* [Problem requirements]:
Identify every line containing the word "said" and reproduce each one.

* [Entries supplied]:
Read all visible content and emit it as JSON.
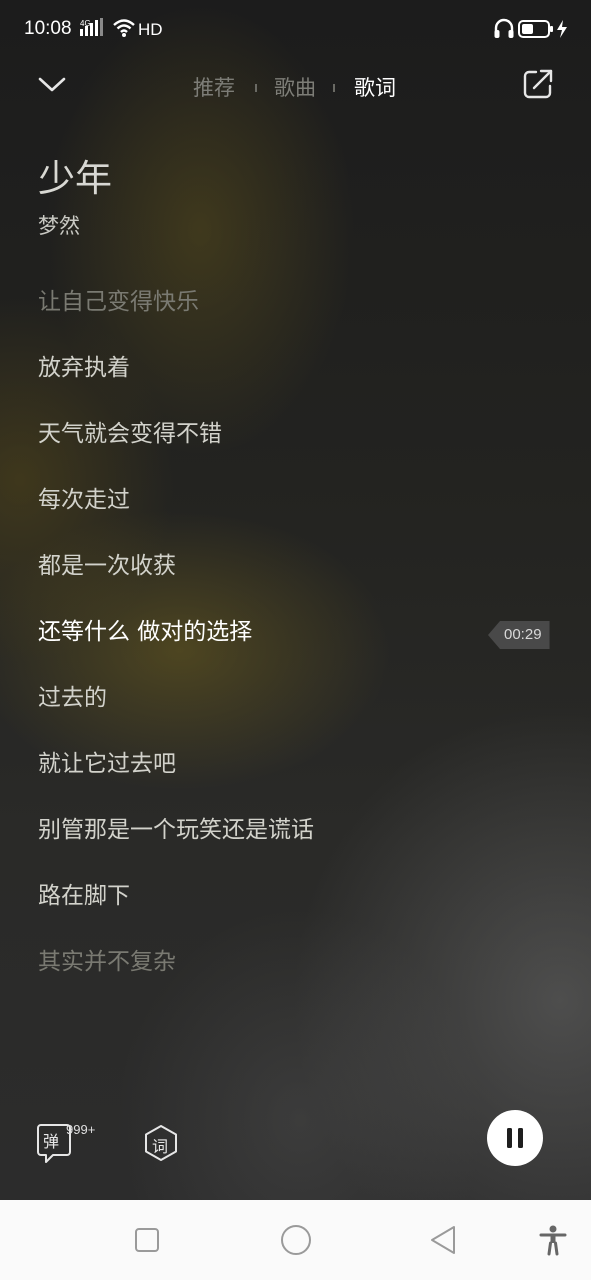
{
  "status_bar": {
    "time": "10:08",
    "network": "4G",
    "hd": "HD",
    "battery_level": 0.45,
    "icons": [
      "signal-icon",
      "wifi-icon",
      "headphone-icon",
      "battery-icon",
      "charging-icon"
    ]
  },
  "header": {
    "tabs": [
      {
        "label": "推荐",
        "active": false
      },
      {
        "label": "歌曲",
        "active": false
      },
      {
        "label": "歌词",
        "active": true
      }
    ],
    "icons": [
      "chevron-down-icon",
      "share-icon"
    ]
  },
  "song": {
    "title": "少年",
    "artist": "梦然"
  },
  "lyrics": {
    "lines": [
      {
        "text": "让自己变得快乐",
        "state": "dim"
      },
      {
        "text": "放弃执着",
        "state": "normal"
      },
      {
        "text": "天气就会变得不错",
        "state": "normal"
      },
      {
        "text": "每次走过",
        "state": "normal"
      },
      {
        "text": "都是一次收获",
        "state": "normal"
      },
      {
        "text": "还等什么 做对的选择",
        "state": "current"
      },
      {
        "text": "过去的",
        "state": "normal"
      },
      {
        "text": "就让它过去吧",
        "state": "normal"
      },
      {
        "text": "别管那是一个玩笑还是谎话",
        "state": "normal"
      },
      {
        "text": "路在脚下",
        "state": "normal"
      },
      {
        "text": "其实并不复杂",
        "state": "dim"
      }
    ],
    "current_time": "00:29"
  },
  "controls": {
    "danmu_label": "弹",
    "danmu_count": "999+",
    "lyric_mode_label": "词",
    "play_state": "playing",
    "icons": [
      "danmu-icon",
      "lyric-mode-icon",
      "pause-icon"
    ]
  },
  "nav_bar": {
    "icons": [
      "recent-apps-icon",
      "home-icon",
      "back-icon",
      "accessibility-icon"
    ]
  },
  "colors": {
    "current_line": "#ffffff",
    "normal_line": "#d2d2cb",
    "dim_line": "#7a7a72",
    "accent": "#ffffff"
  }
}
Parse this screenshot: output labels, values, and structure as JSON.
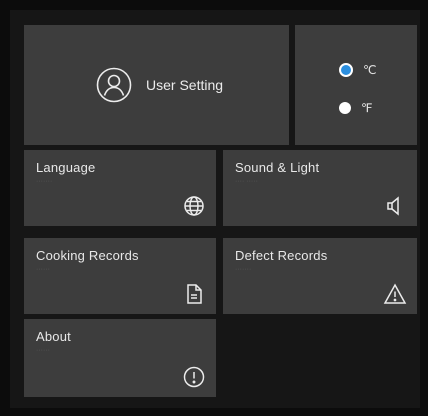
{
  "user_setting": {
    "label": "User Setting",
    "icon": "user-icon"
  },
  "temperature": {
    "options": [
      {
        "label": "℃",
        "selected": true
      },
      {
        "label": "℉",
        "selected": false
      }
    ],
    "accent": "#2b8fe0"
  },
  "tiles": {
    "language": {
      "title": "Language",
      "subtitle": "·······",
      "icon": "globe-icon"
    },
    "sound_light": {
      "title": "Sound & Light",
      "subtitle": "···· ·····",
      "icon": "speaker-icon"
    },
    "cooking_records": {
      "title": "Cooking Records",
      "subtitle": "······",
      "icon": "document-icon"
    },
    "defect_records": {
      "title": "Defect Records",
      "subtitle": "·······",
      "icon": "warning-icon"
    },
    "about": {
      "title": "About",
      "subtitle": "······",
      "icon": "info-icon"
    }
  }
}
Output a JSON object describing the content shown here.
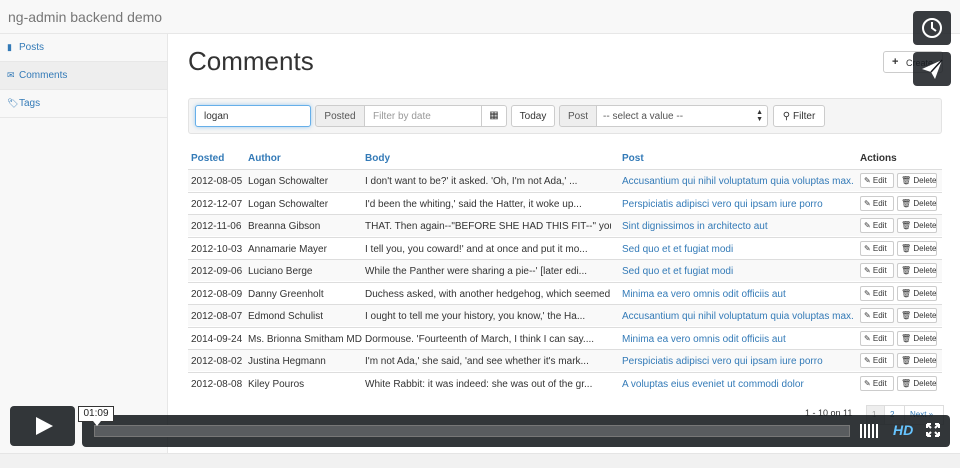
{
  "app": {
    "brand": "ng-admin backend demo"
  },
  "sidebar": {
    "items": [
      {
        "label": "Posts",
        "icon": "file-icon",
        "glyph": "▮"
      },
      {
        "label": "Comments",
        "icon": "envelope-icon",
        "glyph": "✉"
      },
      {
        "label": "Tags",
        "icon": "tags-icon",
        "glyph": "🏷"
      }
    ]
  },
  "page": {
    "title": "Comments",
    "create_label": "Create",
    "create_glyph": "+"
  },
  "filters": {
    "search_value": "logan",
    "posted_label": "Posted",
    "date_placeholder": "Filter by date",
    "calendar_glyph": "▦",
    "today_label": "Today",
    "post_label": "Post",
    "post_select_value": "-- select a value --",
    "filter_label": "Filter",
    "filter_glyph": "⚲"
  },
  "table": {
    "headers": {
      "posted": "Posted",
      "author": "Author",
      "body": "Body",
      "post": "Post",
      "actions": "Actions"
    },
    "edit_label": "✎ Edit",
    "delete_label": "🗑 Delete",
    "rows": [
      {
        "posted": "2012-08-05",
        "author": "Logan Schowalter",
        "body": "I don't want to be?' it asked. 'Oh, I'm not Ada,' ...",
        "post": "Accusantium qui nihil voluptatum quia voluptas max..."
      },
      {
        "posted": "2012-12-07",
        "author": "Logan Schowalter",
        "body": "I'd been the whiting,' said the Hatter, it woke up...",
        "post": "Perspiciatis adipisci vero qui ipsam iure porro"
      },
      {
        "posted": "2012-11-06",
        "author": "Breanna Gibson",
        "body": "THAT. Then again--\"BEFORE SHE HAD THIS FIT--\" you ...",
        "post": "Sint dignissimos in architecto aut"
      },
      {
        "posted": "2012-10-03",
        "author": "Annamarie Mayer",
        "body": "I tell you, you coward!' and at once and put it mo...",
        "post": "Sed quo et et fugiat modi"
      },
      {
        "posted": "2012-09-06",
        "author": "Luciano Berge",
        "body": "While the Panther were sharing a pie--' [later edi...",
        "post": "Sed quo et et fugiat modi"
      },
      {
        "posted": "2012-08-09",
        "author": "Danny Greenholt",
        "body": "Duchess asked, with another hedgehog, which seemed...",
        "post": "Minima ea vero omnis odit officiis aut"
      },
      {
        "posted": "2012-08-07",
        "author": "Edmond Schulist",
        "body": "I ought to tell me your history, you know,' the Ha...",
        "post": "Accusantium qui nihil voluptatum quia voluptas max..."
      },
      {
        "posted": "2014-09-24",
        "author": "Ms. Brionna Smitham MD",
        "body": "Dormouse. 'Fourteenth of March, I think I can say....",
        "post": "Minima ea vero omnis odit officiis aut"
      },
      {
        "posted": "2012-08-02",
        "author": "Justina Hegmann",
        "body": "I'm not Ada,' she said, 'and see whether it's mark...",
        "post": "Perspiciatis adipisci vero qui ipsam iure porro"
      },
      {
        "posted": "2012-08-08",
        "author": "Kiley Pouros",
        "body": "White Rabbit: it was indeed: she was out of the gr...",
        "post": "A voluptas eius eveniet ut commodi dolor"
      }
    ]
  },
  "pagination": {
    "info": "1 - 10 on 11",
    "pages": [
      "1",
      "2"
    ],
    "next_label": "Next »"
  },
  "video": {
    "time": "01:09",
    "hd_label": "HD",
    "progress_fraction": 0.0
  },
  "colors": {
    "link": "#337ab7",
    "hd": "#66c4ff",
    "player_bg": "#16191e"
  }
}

--

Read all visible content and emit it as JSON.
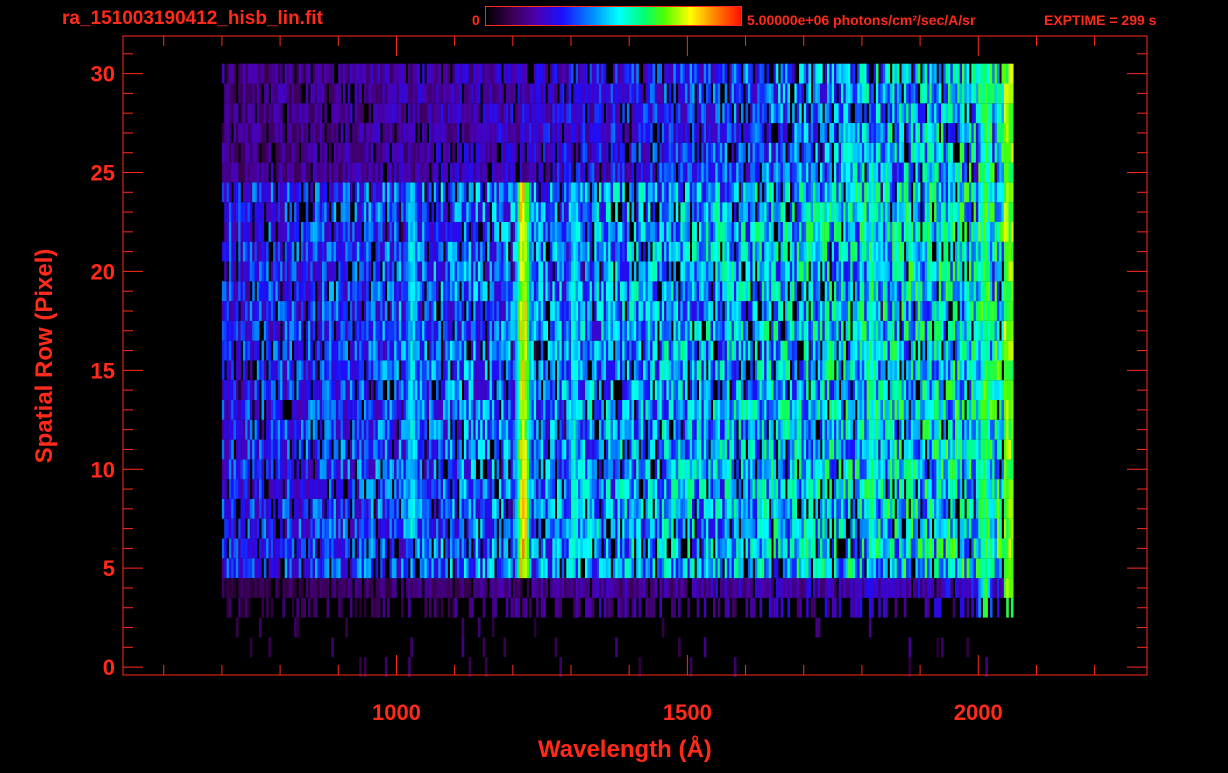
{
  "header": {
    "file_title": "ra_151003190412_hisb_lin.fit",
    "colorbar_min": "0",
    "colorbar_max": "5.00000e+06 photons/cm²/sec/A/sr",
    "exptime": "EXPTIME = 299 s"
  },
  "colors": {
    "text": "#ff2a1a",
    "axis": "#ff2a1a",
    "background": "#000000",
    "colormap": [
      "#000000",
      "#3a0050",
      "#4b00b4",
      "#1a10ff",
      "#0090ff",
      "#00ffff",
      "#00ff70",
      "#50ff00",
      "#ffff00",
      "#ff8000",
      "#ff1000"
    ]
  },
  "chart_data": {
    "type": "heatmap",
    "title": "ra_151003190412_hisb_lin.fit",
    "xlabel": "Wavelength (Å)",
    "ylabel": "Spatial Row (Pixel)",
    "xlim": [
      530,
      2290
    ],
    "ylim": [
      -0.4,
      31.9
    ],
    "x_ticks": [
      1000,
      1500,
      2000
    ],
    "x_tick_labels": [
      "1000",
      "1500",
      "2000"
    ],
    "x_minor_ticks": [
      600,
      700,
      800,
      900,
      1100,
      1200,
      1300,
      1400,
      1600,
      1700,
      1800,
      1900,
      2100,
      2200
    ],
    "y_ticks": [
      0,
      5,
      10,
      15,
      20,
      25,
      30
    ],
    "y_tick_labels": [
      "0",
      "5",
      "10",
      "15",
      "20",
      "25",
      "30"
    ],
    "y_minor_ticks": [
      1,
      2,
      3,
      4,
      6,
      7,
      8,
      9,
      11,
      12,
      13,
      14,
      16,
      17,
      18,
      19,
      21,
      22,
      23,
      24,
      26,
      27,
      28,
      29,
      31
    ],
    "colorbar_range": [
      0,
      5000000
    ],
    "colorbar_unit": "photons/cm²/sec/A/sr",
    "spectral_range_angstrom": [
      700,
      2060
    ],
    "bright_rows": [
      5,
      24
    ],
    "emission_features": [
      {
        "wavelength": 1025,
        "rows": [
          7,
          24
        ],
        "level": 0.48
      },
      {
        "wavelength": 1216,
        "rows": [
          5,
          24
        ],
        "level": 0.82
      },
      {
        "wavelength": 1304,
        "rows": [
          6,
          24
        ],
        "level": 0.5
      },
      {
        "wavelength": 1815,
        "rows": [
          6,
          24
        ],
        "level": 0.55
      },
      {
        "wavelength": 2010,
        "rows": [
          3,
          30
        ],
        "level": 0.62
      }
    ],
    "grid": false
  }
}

* [Correct response]:
        "body": "I'd been the whiting,' said the Hatter, it woke up...",
        "body": "I'm not Ada,' she said, 'and see whether it's mark...",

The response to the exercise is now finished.